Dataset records
* * * * *
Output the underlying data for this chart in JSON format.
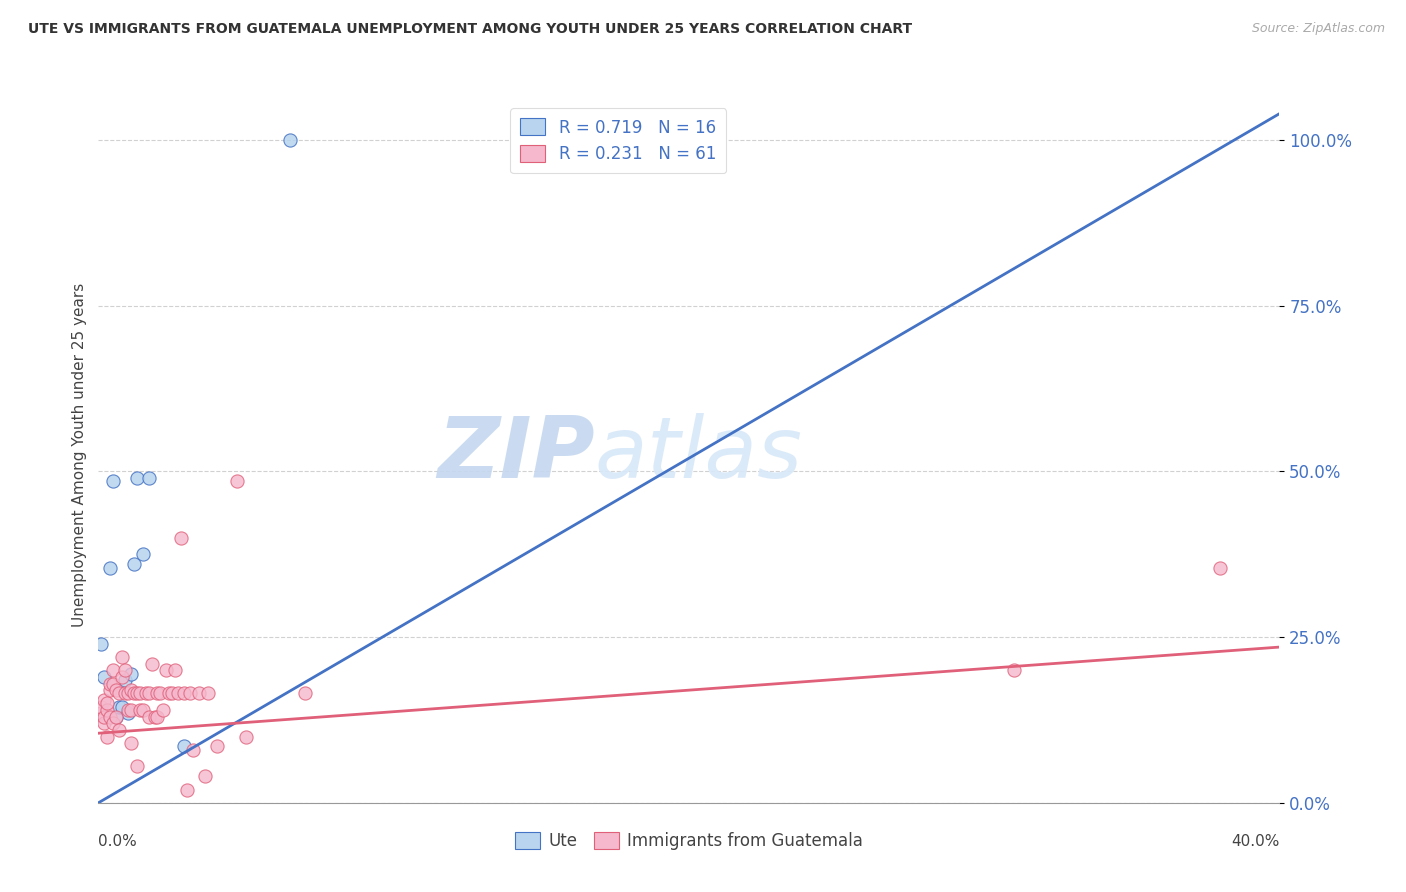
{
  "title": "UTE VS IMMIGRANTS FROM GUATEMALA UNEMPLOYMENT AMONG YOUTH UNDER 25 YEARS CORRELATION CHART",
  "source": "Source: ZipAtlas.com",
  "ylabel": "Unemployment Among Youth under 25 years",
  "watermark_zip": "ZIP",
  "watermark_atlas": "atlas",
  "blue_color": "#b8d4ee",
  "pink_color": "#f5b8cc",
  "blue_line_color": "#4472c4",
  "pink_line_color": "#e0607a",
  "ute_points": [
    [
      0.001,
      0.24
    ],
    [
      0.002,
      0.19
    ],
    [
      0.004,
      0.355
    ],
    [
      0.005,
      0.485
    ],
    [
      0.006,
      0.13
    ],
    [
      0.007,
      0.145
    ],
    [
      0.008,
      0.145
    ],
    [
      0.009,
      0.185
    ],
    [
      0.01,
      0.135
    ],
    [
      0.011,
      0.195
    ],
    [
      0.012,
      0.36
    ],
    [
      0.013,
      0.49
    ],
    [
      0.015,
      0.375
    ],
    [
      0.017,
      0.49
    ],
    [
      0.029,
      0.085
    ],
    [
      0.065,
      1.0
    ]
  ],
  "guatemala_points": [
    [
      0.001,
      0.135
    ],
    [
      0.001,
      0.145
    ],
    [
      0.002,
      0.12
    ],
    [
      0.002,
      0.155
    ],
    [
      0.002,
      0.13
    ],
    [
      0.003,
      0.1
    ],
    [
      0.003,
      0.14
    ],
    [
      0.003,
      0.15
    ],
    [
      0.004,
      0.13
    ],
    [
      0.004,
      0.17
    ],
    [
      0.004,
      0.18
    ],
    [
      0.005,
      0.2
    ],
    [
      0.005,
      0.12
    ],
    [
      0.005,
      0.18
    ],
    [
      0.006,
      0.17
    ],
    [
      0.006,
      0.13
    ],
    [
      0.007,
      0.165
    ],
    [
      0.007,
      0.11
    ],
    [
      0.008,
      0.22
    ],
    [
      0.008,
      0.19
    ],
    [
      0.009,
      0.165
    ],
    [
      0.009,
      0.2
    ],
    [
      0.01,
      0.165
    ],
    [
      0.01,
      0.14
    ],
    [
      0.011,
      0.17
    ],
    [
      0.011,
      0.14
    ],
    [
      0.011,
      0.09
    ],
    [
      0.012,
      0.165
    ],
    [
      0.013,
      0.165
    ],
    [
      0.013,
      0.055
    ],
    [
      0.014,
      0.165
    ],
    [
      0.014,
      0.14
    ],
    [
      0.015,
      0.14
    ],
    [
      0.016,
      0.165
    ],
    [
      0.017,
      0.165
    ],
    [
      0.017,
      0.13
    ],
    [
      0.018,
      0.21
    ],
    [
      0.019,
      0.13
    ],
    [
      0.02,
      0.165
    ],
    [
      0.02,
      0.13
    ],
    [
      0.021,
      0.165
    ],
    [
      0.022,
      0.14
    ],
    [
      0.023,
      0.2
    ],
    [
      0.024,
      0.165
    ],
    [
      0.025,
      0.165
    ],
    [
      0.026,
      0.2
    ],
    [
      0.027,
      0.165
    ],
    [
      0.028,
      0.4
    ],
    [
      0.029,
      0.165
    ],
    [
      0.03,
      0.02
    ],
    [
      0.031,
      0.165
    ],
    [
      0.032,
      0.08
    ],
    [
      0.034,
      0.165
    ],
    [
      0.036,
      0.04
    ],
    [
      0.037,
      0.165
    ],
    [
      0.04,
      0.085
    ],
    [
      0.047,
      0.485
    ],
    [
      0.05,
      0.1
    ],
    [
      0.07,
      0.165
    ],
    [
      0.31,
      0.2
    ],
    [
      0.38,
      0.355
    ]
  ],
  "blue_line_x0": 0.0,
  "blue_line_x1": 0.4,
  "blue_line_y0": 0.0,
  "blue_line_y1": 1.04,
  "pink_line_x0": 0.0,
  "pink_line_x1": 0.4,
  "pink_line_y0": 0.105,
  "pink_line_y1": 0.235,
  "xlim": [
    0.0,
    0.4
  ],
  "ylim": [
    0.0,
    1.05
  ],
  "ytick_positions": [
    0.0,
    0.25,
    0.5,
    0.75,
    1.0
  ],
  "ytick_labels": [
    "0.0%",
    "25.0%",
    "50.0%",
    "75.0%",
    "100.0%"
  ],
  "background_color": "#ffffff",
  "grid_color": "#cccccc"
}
* * * * *
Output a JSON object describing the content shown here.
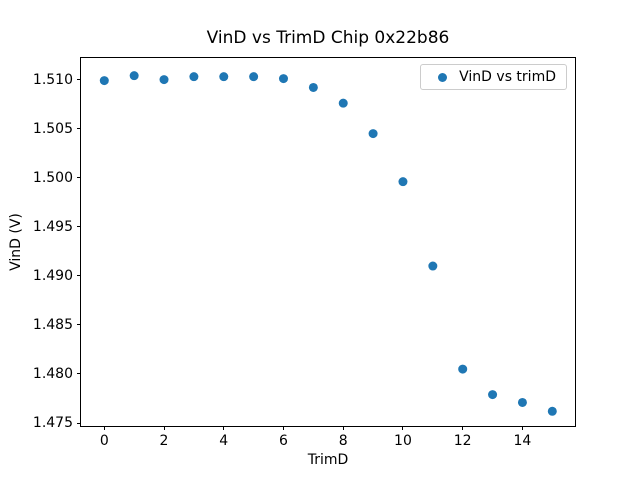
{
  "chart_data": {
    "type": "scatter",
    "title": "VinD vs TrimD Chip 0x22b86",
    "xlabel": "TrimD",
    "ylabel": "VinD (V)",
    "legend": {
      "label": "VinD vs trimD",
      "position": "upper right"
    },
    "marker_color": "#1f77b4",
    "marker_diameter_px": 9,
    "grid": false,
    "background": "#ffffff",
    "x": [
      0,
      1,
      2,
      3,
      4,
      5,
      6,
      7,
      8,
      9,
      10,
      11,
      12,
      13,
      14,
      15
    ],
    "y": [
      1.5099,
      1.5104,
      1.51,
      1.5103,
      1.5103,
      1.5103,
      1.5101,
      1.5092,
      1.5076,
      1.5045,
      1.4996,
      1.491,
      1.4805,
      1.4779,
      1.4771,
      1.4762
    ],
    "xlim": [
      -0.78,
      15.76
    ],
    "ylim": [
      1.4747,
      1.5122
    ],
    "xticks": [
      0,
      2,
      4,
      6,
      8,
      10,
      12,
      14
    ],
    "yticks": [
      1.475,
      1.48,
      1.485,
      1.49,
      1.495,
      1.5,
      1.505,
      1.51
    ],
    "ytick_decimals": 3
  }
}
* * * * *
Find every line holding the word "ffffff"; give their count and nothing else.

2